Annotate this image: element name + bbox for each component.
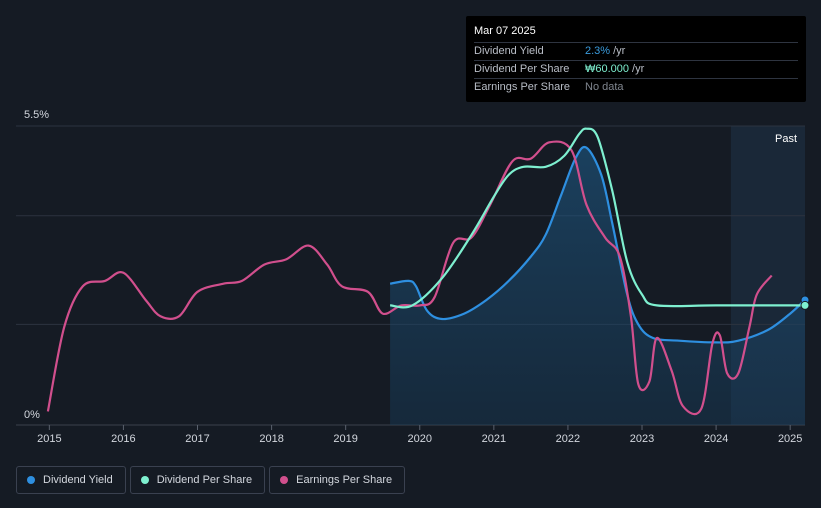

--

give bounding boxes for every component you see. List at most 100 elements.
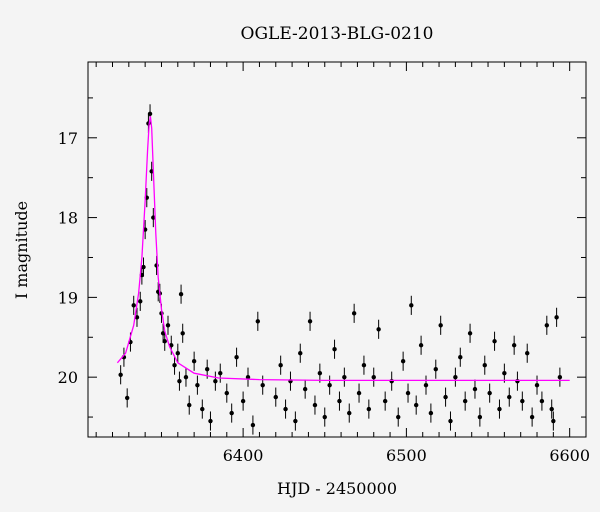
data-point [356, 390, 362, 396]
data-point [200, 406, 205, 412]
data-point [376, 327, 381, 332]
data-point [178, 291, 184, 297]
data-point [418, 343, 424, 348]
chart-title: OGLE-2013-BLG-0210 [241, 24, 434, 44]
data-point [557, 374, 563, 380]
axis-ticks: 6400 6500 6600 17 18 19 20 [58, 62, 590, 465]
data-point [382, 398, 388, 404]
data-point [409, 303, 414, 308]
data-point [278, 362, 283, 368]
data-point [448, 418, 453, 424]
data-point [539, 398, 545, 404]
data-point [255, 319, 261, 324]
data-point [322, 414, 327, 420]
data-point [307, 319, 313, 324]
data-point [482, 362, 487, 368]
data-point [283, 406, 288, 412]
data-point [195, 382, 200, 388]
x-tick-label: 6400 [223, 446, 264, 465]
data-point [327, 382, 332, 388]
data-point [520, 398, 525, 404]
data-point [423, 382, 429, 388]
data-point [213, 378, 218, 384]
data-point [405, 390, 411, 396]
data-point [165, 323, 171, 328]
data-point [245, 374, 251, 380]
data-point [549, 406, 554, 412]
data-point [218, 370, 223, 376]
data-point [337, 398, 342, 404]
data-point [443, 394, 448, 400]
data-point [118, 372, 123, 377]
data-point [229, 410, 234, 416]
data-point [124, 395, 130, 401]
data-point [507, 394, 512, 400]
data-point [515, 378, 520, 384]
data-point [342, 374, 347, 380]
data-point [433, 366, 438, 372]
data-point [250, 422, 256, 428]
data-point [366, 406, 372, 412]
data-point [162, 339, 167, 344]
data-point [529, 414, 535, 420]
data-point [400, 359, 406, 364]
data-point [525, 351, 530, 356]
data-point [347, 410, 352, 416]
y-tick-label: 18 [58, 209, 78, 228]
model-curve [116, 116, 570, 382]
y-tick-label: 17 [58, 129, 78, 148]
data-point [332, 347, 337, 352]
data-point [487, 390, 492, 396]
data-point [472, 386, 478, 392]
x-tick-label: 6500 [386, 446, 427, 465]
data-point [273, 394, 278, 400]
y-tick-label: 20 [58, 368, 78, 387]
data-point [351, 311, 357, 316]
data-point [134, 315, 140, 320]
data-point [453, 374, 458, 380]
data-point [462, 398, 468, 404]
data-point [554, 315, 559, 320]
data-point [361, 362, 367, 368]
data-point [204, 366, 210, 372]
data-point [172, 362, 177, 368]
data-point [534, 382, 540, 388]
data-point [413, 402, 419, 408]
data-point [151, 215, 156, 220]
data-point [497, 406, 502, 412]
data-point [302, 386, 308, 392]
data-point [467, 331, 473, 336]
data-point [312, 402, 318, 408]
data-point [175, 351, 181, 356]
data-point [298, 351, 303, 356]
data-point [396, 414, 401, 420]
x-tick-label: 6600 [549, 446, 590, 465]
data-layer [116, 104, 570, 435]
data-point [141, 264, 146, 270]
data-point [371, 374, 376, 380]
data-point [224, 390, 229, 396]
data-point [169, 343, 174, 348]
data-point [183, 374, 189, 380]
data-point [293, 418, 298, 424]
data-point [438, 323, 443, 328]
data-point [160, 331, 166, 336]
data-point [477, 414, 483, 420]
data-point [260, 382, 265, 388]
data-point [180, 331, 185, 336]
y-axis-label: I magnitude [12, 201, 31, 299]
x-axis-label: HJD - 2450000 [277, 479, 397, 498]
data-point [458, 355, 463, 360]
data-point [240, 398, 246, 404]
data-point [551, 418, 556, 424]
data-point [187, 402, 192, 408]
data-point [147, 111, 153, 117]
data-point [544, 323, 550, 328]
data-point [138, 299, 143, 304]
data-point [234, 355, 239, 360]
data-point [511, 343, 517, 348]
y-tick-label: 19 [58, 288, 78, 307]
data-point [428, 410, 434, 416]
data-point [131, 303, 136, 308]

REQUIRED TASK
Reproduce the material from the line containing "give bounding boxes" through the line containing "data-point [507, 394, 512, 400]", keeping both of those lines. Omit any pictures.

THE RESULT
give bounding boxes for every component you see. List at most 100 elements.
data-point [356, 390, 362, 396]
data-point [200, 406, 205, 412]
data-point [376, 327, 381, 332]
data-point [178, 291, 184, 297]
data-point [418, 343, 424, 348]
chart-title: OGLE-2013-BLG-0210 [241, 24, 434, 44]
data-point [557, 374, 563, 380]
axis-ticks: 6400 6500 6600 17 18 19 20 [58, 62, 590, 465]
data-point [382, 398, 388, 404]
data-point [409, 303, 414, 308]
data-point [278, 362, 283, 368]
data-point [448, 418, 453, 424]
data-point [539, 398, 545, 404]
data-point [255, 319, 261, 324]
data-point [322, 414, 327, 420]
data-point [307, 319, 313, 324]
data-point [482, 362, 487, 368]
data-point [283, 406, 288, 412]
data-point [195, 382, 200, 388]
x-tick-label: 6400 [223, 446, 264, 465]
data-point [327, 382, 332, 388]
data-point [520, 398, 525, 404]
data-point [423, 382, 429, 388]
data-point [213, 378, 218, 384]
data-point [405, 390, 411, 396]
data-point [165, 323, 171, 328]
data-point [245, 374, 251, 380]
data-point [549, 406, 554, 412]
data-point [218, 370, 223, 376]
data-point [337, 398, 342, 404]
data-point [443, 394, 448, 400]
data-point [118, 372, 123, 377]
data-point [229, 410, 234, 416]
data-point [124, 395, 130, 401]
data-point [507, 394, 512, 400]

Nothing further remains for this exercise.